(Saved entries)

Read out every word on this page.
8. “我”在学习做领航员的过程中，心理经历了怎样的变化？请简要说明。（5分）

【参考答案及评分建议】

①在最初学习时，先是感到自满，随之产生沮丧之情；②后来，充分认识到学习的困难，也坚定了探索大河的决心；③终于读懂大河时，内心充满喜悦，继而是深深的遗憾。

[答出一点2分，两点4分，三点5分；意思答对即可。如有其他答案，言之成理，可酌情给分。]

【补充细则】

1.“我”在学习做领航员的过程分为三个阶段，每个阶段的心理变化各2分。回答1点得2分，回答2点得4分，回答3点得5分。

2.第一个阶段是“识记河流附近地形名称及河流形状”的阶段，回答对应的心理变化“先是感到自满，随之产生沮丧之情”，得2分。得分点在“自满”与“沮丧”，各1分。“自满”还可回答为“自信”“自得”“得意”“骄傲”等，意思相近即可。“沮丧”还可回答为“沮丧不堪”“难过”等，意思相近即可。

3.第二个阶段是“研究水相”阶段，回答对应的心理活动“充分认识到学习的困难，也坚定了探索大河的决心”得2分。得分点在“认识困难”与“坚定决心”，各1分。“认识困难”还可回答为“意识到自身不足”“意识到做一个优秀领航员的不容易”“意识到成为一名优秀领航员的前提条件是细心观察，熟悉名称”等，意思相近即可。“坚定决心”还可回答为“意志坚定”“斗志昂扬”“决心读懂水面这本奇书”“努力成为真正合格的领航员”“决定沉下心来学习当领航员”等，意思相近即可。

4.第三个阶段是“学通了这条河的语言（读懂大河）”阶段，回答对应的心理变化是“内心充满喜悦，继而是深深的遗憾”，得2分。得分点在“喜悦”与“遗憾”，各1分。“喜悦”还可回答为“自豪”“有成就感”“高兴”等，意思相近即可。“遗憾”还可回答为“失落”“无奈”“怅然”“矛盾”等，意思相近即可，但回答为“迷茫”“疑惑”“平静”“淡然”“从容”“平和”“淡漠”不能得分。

— Exercise requirements —
Return the entries in full, keeping every line exactly as it is.

— Response to this task —
Read out every word on this page.
8. “我”在学习做领航员的过程中，心理经历了怎样的变化？请简要说明。（5分）

【参考答案及评分建议】

①在最初学习时，先是感到自满，随之产生沮丧之情；②后来，充分认识到学习的困难，也坚定了探索大河的决心；③终于读懂大河时，内心充满喜悦，继而是深深的遗憾。

[答出一点2分，两点4分，三点5分；意思答对即可。如有其他答案，言之成理，可酌情给分。]

【补充细则】

1.“我”在学习做领航员的过程分为三个阶段，每个阶段的心理变化各2分。回答1点得2分，回答2点得4分，回答3点得5分。

2.第一个阶段是“识记河流附近地形名称及河流形状”的阶段，回答对应的心理变化“先是感到自满，随之产生沮丧之情”，得2分。得分点在“自满”与“沮丧”，各1分。“自满”还可回答为“自信”“自得”“得意”“骄傲”等，意思相近即可。“沮丧”还可回答为“沮丧不堪”“难过”等，意思相近即可。

3.第二个阶段是“研究水相”阶段，回答对应的心理活动“充分认识到学习的困难，也坚定了探索大河的决心”得2分。得分点在“认识困难”与“坚定决心”，各1分。“认识困难”还可回答为“意识到自身不足”“意识到做一个优秀领航员的不容易”“意识到成为一名优秀领航员的前提条件是细心观察，熟悉名称”等，意思相近即可。“坚定决心”还可回答为“意志坚定”“斗志昂扬”“决心读懂水面这本奇书”“努力成为真正合格的领航员”“决定沉下心来学习当领航员”等，意思相近即可。

4.第三个阶段是“学通了这条河的语言（读懂大河）”阶段，回答对应的心理变化是“内心充满喜悦，继而是深深的遗憾”，得2分。得分点在“喜悦”与“遗憾”，各1分。“喜悦”还可回答为“自豪”“有成就感”“高兴”等，意思相近即可。“遗憾”还可回答为“失落”“无奈”“怅然”“矛盾”等，意思相近即可，但回答为“迷茫”“疑惑”“平静”“淡然”“从容”“平和”“淡漠”不能得分。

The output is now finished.